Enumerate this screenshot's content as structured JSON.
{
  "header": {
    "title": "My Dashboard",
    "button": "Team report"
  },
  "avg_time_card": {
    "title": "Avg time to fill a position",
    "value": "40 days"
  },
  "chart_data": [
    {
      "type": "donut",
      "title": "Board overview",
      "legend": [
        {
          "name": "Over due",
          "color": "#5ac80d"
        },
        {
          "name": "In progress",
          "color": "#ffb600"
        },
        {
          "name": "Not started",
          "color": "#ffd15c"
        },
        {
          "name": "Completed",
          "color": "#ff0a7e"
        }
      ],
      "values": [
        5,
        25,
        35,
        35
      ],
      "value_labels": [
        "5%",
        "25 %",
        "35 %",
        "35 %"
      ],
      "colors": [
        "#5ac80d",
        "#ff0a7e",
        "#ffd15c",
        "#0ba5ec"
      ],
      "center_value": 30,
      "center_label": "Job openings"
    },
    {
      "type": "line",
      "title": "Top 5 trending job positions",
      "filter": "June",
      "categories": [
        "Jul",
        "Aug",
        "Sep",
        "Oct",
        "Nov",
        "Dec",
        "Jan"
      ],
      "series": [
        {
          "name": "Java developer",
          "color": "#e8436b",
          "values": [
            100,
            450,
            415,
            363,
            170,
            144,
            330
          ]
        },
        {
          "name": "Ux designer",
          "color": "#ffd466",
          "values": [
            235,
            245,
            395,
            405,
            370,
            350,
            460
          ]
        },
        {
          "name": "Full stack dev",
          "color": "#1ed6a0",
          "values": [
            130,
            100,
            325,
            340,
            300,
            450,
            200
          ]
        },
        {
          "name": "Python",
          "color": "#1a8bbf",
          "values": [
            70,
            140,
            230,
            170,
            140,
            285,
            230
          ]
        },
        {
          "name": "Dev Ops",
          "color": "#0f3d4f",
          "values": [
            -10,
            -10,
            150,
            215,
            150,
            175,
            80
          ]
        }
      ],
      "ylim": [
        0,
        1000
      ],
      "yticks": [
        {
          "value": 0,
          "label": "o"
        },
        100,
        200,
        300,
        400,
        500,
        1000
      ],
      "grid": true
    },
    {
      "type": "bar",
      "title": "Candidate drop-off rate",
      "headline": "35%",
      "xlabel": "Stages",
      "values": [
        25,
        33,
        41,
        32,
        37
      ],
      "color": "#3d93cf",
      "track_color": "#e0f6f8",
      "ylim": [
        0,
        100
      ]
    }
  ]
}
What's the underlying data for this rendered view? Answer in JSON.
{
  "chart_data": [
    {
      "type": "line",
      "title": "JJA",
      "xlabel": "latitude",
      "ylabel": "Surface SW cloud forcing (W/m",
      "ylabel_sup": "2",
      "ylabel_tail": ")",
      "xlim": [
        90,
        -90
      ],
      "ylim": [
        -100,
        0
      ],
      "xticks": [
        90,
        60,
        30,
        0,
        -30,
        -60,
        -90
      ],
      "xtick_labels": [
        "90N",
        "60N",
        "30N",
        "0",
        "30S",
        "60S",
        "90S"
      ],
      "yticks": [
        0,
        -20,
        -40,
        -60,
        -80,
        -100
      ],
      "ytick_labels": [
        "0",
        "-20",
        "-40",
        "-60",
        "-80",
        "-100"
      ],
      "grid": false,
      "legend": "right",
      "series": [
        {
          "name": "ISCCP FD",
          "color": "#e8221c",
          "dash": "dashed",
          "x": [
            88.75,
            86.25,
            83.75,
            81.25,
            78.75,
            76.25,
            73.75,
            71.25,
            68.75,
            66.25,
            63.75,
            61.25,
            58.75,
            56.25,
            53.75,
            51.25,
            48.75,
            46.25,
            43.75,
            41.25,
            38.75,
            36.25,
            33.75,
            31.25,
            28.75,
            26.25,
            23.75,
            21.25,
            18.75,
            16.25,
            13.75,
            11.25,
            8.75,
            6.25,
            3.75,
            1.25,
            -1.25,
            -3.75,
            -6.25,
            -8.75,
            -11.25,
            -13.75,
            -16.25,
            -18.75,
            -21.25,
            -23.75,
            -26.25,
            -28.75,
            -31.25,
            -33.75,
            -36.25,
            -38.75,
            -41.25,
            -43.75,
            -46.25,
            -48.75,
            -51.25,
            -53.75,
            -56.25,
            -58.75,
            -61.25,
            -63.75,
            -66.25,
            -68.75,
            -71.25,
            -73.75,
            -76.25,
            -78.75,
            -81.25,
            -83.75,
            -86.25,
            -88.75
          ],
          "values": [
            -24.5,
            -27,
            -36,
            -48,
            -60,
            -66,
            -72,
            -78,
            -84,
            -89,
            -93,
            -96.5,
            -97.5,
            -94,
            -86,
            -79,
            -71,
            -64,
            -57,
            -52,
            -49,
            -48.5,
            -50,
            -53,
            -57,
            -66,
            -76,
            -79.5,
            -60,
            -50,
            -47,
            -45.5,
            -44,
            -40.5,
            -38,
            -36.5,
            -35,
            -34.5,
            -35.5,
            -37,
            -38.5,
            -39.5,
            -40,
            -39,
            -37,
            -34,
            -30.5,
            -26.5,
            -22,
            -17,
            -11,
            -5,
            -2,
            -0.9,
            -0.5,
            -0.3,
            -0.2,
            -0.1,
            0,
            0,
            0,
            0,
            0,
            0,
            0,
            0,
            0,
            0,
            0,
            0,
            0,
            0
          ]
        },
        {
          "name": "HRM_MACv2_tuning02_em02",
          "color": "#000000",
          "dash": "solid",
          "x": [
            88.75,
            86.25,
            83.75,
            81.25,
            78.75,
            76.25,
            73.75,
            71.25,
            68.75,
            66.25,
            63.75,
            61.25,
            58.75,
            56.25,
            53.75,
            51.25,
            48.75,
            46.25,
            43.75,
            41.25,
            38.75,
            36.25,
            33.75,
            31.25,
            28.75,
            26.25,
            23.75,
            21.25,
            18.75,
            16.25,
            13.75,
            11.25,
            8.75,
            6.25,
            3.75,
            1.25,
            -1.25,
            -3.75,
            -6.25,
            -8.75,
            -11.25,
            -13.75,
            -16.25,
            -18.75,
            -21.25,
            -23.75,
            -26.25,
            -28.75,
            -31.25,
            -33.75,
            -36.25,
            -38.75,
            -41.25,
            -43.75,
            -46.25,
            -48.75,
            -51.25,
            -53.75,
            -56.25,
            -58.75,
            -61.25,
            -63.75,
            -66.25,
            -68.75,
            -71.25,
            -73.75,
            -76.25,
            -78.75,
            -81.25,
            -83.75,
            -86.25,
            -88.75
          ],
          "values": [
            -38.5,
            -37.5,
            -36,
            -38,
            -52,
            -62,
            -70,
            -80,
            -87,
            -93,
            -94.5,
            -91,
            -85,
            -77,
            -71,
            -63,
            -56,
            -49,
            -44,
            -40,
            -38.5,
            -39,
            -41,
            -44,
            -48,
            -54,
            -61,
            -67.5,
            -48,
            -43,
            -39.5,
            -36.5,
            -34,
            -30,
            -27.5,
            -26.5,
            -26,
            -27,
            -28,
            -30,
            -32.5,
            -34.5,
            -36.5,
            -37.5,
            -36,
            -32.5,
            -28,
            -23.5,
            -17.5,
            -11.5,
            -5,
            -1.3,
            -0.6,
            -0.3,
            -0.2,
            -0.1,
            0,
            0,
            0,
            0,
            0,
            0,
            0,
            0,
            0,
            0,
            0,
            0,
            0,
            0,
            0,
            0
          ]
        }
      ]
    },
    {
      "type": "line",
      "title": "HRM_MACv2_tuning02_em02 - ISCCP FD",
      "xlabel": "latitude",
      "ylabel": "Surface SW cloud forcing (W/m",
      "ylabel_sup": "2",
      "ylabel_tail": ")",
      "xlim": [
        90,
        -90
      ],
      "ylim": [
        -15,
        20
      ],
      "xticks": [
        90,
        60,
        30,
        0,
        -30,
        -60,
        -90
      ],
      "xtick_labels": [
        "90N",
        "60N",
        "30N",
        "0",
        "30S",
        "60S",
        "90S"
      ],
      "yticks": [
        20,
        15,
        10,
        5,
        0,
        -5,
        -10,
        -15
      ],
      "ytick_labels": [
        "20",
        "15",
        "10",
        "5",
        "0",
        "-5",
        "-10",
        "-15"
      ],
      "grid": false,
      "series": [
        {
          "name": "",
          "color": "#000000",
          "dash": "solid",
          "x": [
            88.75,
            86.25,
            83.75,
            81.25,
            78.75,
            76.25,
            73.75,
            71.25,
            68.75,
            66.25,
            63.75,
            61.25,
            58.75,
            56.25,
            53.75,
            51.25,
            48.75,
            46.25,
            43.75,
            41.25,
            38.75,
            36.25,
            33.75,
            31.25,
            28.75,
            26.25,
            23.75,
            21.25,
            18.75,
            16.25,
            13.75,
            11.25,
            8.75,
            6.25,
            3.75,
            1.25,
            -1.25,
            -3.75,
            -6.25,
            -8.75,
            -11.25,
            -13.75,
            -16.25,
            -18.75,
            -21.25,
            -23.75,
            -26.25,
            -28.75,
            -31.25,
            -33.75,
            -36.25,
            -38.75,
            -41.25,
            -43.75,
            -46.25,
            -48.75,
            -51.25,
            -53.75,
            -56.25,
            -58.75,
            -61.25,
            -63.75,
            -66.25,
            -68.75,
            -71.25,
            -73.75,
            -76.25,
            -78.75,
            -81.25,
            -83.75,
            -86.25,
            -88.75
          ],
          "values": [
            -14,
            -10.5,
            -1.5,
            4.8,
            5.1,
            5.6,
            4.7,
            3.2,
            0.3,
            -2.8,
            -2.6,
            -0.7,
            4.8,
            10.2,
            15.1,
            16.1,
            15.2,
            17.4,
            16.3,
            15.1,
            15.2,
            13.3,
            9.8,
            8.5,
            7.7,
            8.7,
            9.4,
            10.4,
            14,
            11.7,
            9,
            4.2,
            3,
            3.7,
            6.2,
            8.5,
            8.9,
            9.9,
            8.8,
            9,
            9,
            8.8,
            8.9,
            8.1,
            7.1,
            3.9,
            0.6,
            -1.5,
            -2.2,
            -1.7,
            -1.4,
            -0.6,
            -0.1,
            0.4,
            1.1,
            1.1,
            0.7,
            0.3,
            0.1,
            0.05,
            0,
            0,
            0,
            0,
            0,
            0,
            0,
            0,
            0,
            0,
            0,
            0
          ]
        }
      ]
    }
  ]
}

*****

| Given request |
Go through the preceding material and copy each line that has the word "ISCCP".

| Reply |
          "name": "ISCCP FD",
      "title": "HRM_MACv2_tuning02_em02 - ISCCP FD",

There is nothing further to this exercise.